══ Given information
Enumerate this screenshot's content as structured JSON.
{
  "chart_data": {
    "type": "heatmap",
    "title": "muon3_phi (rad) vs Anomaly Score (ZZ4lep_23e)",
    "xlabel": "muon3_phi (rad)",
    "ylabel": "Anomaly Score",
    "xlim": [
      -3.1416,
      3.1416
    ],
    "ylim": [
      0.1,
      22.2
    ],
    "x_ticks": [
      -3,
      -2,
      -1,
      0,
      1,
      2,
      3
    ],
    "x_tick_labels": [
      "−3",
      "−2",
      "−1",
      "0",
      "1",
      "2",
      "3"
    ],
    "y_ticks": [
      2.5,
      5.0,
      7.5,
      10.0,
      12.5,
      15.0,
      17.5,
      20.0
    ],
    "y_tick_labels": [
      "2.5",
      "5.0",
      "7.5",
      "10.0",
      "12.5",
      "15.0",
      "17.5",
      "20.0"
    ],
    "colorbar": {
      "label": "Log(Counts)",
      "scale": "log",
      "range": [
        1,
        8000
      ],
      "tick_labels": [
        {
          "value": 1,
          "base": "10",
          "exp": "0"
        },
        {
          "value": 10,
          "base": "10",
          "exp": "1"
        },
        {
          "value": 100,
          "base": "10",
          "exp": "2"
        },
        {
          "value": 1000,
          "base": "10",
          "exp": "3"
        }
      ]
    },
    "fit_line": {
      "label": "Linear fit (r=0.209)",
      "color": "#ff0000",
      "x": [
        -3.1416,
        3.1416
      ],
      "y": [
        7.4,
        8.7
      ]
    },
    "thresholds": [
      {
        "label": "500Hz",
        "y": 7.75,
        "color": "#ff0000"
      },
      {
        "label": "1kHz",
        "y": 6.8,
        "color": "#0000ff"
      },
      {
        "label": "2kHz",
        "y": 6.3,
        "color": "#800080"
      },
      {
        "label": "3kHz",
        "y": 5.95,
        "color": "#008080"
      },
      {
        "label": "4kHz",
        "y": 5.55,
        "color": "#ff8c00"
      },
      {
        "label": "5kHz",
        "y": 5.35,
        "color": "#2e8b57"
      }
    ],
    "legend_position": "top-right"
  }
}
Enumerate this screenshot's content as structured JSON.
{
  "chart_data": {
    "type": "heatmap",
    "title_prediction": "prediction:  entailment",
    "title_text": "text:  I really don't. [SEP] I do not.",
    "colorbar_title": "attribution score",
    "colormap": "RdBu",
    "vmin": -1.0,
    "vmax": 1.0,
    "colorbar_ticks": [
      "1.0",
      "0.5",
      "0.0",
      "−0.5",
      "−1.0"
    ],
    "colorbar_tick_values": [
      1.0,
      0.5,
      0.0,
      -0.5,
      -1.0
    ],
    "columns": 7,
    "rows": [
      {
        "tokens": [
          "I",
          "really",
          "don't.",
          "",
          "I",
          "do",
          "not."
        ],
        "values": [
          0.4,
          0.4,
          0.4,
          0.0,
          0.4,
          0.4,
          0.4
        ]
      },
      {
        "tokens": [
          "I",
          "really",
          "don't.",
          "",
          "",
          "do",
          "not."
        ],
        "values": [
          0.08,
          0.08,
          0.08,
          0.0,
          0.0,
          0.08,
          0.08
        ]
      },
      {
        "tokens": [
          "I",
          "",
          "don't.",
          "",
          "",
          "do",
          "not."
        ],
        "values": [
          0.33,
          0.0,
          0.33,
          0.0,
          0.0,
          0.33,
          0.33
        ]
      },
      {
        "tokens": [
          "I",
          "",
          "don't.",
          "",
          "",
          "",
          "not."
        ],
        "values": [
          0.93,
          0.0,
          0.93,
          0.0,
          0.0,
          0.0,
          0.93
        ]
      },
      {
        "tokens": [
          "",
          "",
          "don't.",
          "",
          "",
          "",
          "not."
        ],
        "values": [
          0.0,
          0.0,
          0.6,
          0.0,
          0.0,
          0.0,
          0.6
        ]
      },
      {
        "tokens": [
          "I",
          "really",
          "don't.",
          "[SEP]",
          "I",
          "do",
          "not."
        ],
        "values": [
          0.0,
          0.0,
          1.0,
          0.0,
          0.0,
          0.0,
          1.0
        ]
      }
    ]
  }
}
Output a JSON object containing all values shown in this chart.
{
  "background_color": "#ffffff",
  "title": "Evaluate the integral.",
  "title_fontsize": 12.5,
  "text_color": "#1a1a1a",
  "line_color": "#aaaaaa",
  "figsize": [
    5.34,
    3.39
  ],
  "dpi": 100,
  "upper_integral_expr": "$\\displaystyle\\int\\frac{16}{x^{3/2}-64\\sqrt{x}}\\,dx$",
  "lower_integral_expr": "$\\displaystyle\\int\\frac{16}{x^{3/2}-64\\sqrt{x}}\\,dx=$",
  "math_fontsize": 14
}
════
* _Your objective_
Your answer should be a single number: the count of lines in the entries that contain the word "sqrt".

* _Solution_
2